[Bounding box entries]

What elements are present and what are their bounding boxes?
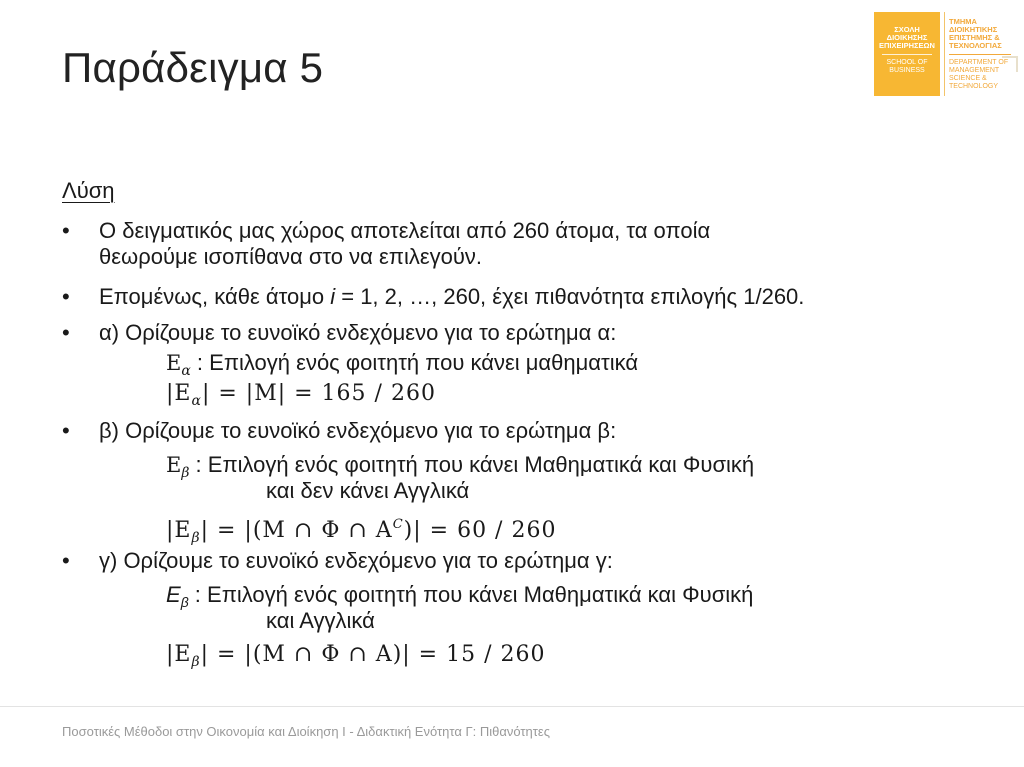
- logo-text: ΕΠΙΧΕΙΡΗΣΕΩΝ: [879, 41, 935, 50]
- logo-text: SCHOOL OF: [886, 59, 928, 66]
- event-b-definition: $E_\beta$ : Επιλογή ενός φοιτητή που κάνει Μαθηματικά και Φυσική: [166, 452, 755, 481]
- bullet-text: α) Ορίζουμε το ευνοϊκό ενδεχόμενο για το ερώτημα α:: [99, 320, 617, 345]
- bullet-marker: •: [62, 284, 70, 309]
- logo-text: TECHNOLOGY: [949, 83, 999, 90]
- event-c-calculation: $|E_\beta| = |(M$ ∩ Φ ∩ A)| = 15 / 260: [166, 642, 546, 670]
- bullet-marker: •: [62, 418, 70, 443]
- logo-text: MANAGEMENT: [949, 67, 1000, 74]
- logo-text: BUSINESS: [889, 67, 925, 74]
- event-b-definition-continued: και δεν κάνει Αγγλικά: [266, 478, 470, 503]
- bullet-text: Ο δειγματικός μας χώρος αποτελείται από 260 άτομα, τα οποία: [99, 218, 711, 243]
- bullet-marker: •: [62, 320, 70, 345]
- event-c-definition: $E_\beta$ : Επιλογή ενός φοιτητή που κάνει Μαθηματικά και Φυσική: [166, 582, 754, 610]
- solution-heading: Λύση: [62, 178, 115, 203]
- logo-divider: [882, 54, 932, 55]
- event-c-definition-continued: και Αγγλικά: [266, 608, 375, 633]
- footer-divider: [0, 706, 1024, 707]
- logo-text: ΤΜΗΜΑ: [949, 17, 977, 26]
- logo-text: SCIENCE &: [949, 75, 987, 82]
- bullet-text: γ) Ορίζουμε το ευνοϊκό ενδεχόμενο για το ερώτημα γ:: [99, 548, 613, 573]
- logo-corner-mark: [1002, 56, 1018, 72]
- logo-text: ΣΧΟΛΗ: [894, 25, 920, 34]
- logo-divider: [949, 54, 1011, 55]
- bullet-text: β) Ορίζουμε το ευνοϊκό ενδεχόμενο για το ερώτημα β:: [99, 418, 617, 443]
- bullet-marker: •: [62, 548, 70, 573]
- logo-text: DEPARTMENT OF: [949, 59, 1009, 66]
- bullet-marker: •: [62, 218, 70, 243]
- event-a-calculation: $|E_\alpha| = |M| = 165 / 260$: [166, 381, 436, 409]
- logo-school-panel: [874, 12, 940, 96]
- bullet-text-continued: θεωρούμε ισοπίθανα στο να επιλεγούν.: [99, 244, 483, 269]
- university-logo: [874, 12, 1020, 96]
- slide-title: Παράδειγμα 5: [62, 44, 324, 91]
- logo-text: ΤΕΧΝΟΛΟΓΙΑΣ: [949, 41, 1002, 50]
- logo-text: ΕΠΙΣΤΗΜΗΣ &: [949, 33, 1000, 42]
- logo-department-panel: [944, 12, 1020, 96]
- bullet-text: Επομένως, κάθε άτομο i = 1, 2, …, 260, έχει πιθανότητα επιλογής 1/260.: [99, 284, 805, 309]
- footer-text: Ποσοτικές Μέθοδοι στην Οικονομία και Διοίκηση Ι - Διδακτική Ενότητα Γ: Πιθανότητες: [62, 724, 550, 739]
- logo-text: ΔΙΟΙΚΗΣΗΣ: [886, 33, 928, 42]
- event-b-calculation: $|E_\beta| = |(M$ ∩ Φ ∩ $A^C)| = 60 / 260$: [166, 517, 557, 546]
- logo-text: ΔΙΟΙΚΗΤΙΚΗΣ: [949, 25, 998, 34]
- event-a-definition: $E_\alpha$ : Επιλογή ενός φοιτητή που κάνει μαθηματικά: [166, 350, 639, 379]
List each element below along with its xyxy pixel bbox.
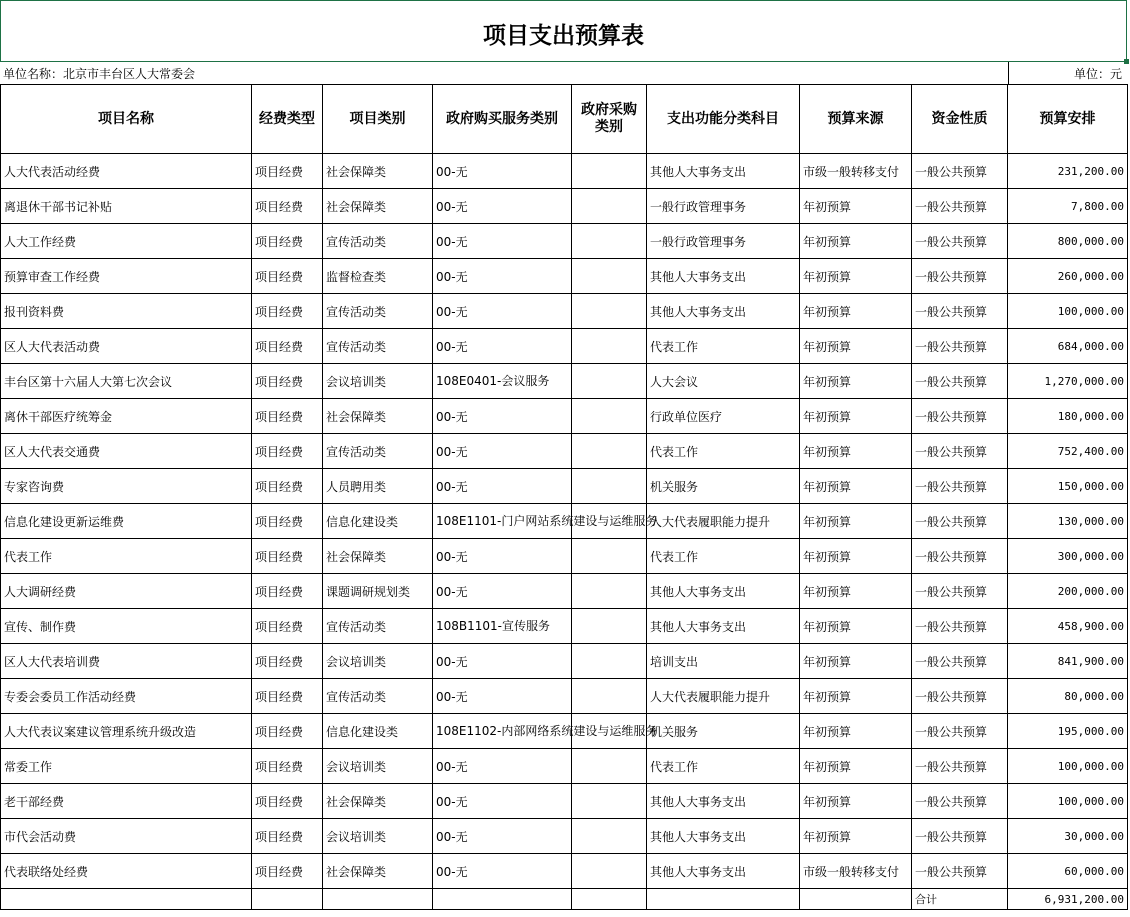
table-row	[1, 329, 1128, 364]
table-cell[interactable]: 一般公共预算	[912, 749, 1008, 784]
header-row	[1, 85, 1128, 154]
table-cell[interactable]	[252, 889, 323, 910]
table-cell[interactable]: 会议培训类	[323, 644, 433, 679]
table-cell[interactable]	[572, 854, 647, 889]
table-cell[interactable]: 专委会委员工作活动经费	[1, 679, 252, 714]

▶ _Written exercise_
Collect every line of the entries above that contains the word "Ορίζουμε".

▶ _Answer for this exercise_
- bullet-text: α) Ορίζουμε το ευνοϊκό ενδεχόμενο για το ερώτημα α:: [99, 320, 617, 345]
- bullet-text: γ) Ορίζουμε το ευνοϊκό ενδεχόμενο για το ερώτημα γ:: [99, 548, 613, 573]
- bullet-text: β) Ορίζουμε το ευνοϊκό ενδεχόμενο για το ερώτημα β:: [99, 418, 617, 443]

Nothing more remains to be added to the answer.